- PROVIDED ENTRIES -
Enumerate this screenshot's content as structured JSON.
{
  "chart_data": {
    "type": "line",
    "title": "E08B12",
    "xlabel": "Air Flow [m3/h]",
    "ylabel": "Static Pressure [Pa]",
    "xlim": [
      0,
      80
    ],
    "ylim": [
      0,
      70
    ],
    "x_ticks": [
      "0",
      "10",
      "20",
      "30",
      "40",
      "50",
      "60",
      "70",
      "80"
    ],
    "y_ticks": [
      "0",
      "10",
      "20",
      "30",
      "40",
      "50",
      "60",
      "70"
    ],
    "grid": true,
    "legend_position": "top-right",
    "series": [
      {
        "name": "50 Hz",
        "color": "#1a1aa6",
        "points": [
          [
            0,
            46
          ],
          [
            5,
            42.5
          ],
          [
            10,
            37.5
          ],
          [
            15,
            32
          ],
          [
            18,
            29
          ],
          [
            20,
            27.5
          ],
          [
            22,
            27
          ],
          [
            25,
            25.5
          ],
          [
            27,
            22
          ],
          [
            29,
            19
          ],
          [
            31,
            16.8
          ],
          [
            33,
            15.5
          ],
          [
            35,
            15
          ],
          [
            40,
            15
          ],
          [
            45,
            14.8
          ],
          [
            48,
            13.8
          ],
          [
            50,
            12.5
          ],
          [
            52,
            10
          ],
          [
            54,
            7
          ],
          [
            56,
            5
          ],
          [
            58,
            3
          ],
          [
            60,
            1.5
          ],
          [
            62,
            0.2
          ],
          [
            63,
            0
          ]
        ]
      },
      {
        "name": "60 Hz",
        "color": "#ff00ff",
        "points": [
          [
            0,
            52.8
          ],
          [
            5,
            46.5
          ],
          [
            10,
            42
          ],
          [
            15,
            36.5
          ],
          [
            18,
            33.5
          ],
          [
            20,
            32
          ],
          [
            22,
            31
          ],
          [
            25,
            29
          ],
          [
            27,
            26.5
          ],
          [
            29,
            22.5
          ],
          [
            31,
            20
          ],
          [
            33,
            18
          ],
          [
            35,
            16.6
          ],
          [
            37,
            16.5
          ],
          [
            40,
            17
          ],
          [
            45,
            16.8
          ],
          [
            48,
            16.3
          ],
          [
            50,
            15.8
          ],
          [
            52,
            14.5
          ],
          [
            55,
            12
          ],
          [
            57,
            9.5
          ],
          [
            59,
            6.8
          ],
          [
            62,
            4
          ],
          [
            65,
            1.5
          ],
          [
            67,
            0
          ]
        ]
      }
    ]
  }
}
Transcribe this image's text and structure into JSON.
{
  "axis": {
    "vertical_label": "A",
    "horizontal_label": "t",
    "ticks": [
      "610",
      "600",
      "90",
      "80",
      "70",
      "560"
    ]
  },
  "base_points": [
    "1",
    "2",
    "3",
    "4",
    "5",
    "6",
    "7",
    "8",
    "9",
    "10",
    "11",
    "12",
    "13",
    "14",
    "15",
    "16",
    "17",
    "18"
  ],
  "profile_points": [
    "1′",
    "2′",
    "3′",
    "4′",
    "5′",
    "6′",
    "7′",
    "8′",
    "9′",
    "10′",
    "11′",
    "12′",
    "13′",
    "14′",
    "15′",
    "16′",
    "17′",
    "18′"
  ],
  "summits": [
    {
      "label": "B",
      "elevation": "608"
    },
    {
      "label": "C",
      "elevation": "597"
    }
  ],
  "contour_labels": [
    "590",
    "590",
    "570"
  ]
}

- THE EXERCISE -
Produce an exact copy of all the records.

- SOLVED PROBLEM -
Enumerate this screenshot's content as structured JSON.
{
  "chart_data": {
    "type": "line",
    "title": "E08B12",
    "xlabel": "Air Flow [m3/h]",
    "ylabel": "Static Pressure [Pa]",
    "xlim": [
      0,
      80
    ],
    "ylim": [
      0,
      70
    ],
    "x_ticks": [
      "0",
      "10",
      "20",
      "30",
      "40",
      "50",
      "60",
      "70",
      "80"
    ],
    "y_ticks": [
      "0",
      "10",
      "20",
      "30",
      "40",
      "50",
      "60",
      "70"
    ],
    "grid": true,
    "legend_position": "top-right",
    "series": [
      {
        "name": "50 Hz",
        "color": "#1a1aa6",
        "points": [
          [
            0,
            46
          ],
          [
            5,
            42.5
          ],
          [
            10,
            37.5
          ],
          [
            15,
            32
          ],
          [
            18,
            29
          ],
          [
            20,
            27.5
          ],
          [
            22,
            27
          ],
          [
            25,
            25.5
          ],
          [
            27,
            22
          ],
          [
            29,
            19
          ],
          [
            31,
            16.8
          ],
          [
            33,
            15.5
          ],
          [
            35,
            15
          ],
          [
            40,
            15
          ],
          [
            45,
            14.8
          ],
          [
            48,
            13.8
          ],
          [
            50,
            12.5
          ],
          [
            52,
            10
          ],
          [
            54,
            7
          ],
          [
            56,
            5
          ],
          [
            58,
            3
          ],
          [
            60,
            1.5
          ],
          [
            62,
            0.2
          ],
          [
            63,
            0
          ]
        ]
      },
      {
        "name": "60 Hz",
        "color": "#ff00ff",
        "points": [
          [
            0,
            52.8
          ],
          [
            5,
            46.5
          ],
          [
            10,
            42
          ],
          [
            15,
            36.5
          ],
          [
            18,
            33.5
          ],
          [
            20,
            32
          ],
          [
            22,
            31
          ],
          [
            25,
            29
          ],
          [
            27,
            26.5
          ],
          [
            29,
            22.5
          ],
          [
            31,
            20
          ],
          [
            33,
            18
          ],
          [
            35,
            16.6
          ],
          [
            37,
            16.5
          ],
          [
            40,
            17
          ],
          [
            45,
            16.8
          ],
          [
            48,
            16.3
          ],
          [
            50,
            15.8
          ],
          [
            52,
            14.5
          ],
          [
            55,
            12
          ],
          [
            57,
            9.5
          ],
          [
            59,
            6.8
          ],
          [
            62,
            4
          ],
          [
            65,
            1.5
          ],
          [
            67,
            0
          ]
        ]
      }
    ]
  }
}
Transcribe this image's text and structure into JSON.
{
  "axis": {
    "vertical_label": "A",
    "horizontal_label": "t",
    "ticks": [
      "610",
      "600",
      "90",
      "80",
      "70",
      "560"
    ]
  },
  "base_points": [
    "1",
    "2",
    "3",
    "4",
    "5",
    "6",
    "7",
    "8",
    "9",
    "10",
    "11",
    "12",
    "13",
    "14",
    "15",
    "16",
    "17",
    "18"
  ],
  "profile_points": [
    "1′",
    "2′",
    "3′",
    "4′",
    "5′",
    "6′",
    "7′",
    "8′",
    "9′",
    "10′",
    "11′",
    "12′",
    "13′",
    "14′",
    "15′",
    "16′",
    "17′",
    "18′"
  ],
  "summits": [
    {
      "label": "B",
      "elevation": "608"
    },
    {
      "label": "C",
      "elevation": "597"
    }
  ],
  "contour_labels": [
    "590",
    "590",
    "570"
  ]
}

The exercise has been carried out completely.